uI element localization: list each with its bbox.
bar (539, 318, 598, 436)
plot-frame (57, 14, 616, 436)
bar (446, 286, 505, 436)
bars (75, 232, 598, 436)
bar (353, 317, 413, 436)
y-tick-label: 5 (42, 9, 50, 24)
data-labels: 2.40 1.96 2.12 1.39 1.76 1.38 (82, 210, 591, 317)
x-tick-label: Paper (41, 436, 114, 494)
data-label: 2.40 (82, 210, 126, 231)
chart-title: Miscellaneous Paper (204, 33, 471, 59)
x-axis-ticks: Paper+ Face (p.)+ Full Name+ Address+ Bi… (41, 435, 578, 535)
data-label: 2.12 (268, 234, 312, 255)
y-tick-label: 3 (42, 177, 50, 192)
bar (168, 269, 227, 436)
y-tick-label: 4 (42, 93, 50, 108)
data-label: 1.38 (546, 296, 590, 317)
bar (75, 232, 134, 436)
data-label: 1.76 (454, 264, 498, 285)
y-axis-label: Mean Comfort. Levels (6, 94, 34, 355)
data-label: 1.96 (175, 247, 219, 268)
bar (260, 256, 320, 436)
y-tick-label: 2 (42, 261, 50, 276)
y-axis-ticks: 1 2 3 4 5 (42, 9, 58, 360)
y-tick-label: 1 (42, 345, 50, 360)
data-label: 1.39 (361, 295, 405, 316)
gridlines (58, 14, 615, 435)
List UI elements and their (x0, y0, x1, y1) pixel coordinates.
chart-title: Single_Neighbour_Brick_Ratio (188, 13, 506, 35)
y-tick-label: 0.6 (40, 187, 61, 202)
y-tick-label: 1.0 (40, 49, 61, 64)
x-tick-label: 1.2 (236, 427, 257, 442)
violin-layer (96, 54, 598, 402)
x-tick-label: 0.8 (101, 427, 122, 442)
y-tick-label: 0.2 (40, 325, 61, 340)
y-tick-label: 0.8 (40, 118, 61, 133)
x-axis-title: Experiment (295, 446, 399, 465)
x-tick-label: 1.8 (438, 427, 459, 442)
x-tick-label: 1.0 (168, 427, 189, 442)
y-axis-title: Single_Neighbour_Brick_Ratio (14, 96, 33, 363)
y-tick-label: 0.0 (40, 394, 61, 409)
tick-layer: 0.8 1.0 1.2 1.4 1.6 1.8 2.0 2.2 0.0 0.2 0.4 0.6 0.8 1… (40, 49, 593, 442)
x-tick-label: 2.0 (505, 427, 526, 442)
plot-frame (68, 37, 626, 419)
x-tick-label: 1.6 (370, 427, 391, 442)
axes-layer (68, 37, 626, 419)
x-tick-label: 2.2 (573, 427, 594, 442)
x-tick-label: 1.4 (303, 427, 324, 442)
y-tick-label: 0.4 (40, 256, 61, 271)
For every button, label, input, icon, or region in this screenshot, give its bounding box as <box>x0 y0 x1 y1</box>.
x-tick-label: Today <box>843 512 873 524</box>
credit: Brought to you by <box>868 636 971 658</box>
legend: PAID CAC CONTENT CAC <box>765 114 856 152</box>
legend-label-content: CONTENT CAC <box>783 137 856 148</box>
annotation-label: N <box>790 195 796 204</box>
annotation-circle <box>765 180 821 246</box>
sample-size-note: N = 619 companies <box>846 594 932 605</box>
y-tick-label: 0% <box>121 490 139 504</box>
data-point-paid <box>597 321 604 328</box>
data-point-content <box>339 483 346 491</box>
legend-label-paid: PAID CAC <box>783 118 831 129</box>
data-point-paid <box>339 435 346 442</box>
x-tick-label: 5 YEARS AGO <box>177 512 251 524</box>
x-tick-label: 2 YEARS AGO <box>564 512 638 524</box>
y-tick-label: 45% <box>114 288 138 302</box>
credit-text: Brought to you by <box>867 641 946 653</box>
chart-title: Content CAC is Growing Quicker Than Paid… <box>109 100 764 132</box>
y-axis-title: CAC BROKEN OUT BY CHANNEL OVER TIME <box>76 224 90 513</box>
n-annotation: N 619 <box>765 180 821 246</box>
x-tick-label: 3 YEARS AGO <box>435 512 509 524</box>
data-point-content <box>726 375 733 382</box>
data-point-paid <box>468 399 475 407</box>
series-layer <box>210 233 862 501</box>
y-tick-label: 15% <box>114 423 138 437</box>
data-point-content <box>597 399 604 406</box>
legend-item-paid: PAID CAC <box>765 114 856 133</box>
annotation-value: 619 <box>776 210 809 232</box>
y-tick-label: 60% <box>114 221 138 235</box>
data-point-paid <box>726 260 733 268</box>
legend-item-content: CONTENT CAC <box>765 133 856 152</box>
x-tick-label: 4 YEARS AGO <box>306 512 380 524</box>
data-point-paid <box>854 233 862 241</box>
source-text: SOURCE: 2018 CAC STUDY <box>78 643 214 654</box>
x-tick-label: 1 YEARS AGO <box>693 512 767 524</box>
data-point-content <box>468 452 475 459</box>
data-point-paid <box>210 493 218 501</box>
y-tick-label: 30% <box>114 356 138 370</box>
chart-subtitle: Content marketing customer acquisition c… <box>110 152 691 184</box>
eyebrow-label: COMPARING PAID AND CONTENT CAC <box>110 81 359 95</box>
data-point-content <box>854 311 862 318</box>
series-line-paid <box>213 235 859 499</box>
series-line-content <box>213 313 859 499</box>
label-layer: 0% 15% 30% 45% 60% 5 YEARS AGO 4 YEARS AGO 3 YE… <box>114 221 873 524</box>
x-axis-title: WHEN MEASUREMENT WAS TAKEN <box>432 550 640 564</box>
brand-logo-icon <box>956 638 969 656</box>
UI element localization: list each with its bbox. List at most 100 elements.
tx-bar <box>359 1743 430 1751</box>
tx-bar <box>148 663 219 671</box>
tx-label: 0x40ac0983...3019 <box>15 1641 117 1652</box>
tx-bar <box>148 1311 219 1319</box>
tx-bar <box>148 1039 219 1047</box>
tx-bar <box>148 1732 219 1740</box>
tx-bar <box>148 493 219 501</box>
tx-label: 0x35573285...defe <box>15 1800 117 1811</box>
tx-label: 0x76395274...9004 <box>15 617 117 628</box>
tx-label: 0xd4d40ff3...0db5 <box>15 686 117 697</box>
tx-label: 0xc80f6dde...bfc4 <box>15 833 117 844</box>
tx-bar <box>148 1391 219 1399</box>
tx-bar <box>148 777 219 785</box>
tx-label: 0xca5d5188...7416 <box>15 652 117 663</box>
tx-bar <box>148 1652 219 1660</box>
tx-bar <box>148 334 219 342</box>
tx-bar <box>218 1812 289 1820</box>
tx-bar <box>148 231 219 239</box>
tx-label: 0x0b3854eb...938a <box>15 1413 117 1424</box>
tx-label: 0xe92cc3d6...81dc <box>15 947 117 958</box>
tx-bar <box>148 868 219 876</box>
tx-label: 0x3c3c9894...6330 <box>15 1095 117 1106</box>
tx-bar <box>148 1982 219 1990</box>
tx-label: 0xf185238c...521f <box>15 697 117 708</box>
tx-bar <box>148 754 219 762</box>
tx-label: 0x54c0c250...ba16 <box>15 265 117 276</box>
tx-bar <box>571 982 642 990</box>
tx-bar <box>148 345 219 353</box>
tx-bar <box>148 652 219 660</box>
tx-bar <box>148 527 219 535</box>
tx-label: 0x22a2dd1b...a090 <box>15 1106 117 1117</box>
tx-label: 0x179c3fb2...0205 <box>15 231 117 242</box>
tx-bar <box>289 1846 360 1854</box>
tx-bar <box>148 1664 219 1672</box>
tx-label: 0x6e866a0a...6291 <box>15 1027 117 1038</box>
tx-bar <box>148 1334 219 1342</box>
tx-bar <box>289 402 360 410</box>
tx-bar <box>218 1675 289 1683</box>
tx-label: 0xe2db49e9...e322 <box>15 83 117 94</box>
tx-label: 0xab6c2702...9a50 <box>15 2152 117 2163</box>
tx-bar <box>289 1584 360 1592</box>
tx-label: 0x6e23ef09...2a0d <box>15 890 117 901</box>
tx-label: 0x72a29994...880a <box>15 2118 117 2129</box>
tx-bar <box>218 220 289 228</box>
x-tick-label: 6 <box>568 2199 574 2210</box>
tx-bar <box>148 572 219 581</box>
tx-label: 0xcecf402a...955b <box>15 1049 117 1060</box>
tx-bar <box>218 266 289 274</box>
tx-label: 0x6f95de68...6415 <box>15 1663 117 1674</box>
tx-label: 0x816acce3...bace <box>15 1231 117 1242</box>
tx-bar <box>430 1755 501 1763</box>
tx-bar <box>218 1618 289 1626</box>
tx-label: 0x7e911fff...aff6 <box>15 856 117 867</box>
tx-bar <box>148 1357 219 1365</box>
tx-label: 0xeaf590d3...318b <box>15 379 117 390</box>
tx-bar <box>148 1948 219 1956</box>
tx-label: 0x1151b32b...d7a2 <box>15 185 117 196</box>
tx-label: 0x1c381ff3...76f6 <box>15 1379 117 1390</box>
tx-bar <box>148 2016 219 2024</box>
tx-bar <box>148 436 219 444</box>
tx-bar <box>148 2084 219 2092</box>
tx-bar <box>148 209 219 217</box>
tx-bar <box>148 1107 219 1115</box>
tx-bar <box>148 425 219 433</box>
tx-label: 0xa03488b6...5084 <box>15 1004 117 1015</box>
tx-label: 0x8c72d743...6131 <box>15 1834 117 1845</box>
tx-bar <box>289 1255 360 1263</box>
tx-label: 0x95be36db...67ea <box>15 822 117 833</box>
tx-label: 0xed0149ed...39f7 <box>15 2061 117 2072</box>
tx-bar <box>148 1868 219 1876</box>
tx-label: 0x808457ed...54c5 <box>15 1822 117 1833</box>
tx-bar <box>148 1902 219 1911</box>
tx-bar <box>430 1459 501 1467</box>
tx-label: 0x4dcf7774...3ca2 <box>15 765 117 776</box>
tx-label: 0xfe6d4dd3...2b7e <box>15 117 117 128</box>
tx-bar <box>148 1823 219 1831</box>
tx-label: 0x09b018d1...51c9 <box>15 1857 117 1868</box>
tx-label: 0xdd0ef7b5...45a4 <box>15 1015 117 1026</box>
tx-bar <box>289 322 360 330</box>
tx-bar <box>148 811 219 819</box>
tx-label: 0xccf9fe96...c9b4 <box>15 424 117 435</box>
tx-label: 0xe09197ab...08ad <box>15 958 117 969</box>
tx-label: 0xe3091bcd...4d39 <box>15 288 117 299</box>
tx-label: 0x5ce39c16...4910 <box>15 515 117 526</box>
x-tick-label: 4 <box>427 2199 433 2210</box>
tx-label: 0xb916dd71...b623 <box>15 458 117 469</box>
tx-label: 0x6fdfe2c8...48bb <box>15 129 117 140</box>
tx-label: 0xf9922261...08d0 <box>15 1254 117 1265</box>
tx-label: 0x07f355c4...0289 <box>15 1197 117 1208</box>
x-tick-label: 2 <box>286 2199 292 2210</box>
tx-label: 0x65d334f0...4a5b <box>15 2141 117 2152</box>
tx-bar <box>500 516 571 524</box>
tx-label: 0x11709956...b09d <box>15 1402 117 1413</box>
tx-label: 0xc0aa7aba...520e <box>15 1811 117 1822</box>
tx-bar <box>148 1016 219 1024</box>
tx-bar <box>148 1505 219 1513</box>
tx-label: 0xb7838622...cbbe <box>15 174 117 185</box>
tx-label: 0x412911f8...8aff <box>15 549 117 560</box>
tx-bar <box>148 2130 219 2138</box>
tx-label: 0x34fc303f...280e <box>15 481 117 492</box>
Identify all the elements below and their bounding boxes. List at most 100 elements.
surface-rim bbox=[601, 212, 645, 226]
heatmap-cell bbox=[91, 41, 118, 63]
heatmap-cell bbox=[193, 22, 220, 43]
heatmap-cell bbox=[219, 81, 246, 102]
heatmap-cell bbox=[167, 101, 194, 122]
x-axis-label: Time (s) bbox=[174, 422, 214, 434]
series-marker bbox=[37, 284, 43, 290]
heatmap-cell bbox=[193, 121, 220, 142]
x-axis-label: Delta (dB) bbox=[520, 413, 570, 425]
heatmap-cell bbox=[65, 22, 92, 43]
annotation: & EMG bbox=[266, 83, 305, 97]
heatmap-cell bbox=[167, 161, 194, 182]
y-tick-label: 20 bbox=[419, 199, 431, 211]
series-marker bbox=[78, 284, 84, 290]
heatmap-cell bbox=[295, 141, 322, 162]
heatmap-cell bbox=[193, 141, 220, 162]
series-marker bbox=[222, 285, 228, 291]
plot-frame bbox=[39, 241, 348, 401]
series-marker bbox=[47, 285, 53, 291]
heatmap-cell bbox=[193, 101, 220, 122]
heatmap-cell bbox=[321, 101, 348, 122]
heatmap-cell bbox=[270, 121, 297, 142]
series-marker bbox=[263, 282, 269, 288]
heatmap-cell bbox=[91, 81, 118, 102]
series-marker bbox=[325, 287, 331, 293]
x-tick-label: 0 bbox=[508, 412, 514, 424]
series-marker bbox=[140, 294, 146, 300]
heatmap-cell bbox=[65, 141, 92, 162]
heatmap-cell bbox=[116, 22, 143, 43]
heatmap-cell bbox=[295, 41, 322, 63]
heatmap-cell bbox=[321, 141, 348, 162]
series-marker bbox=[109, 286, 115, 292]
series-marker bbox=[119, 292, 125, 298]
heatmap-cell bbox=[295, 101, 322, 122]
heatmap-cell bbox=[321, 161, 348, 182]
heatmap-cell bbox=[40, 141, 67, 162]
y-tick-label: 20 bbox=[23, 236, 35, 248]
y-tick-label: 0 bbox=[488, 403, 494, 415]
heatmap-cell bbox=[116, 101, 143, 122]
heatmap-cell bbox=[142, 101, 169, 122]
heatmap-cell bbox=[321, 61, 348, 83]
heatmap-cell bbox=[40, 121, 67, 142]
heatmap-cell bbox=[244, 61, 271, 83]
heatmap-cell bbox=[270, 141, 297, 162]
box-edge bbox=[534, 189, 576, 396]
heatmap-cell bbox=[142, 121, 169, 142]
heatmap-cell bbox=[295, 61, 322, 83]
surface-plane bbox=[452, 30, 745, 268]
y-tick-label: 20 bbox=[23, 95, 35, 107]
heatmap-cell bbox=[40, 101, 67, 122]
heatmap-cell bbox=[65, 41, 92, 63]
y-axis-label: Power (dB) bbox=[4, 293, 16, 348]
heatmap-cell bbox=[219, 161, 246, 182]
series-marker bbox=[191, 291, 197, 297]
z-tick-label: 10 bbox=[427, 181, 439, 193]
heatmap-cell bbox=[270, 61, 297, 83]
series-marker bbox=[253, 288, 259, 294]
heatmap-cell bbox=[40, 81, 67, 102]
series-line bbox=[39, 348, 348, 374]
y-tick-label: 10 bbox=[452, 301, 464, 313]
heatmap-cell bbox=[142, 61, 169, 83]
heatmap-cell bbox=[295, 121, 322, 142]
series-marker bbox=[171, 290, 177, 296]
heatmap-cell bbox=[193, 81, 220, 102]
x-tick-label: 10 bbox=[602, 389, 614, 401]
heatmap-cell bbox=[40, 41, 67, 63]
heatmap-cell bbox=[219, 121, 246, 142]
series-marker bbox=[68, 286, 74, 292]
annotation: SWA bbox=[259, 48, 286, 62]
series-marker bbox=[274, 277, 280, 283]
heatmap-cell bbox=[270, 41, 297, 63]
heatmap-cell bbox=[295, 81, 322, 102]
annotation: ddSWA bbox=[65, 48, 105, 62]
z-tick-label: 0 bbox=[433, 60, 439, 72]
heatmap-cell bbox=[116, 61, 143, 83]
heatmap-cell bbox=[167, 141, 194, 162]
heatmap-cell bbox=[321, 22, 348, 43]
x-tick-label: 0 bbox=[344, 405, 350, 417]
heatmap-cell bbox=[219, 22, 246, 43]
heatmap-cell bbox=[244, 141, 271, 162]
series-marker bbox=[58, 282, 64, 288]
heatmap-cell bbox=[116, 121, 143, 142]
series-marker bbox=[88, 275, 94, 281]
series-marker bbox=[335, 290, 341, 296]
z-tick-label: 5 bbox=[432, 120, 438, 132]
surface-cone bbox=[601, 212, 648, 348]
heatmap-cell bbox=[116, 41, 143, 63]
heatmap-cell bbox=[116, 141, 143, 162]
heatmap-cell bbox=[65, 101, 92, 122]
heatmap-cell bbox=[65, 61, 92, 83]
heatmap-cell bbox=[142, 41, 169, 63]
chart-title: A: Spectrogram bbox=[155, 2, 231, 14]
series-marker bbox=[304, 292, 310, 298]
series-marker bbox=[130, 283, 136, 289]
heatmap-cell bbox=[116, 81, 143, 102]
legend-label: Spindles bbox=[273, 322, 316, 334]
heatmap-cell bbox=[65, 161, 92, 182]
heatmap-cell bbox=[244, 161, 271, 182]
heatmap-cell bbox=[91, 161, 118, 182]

□ □ □ □

**Stated exercise**
Reproduce the entries above word for word, from the first line down to and including the line that contains "y-tick-label: 0.0 (40, 394, 61, 409)".

**Written solution**
uI element localization: list each with its bbox.
bar (539, 318, 598, 436)
plot-frame (57, 14, 616, 436)
bar (446, 286, 505, 436)
bars (75, 232, 598, 436)
bar (353, 317, 413, 436)
y-tick-label: 5 (42, 9, 50, 24)
data-labels: 2.40 1.96 2.12 1.39 1.76 1.38 (82, 210, 591, 317)
x-tick-label: Paper (41, 436, 114, 494)
data-label: 2.40 (82, 210, 126, 231)
chart-title: Miscellaneous Paper (204, 33, 471, 59)
x-axis-ticks: Paper+ Face (p.)+ Full Name+ Address+ Bi… (41, 435, 578, 535)
data-label: 2.12 (268, 234, 312, 255)
y-tick-label: 3 (42, 177, 50, 192)
bar (168, 269, 227, 436)
y-tick-label: 4 (42, 93, 50, 108)
data-label: 1.38 (546, 296, 590, 317)
bar (75, 232, 134, 436)
data-label: 1.76 (454, 264, 498, 285)
y-axis-label: Mean Comfort. Levels (6, 94, 34, 355)
data-label: 1.96 (175, 247, 219, 268)
bar (260, 256, 320, 436)
y-tick-label: 2 (42, 261, 50, 276)
y-axis-ticks: 1 2 3 4 5 (42, 9, 58, 360)
y-tick-label: 1 (42, 345, 50, 360)
data-label: 1.39 (361, 295, 405, 316)
gridlines (58, 14, 615, 435)
List UI elements and their (x0, y0, x1, y1) pixel coordinates.
chart-title: Single_Neighbour_Brick_Ratio (188, 13, 506, 35)
y-tick-label: 0.6 (40, 187, 61, 202)
y-tick-label: 1.0 (40, 49, 61, 64)
x-tick-label: 1.2 (236, 427, 257, 442)
violin-layer (96, 54, 598, 402)
x-tick-label: 0.8 (101, 427, 122, 442)
y-tick-label: 0.2 (40, 325, 61, 340)
y-tick-label: 0.8 (40, 118, 61, 133)
x-axis-title: Experiment (295, 446, 399, 465)
x-tick-label: 1.8 (438, 427, 459, 442)
x-tick-label: 1.0 (168, 427, 189, 442)
y-axis-title: Single_Neighbour_Brick_Ratio (14, 96, 33, 363)
y-tick-label: 0.0 (40, 394, 61, 409)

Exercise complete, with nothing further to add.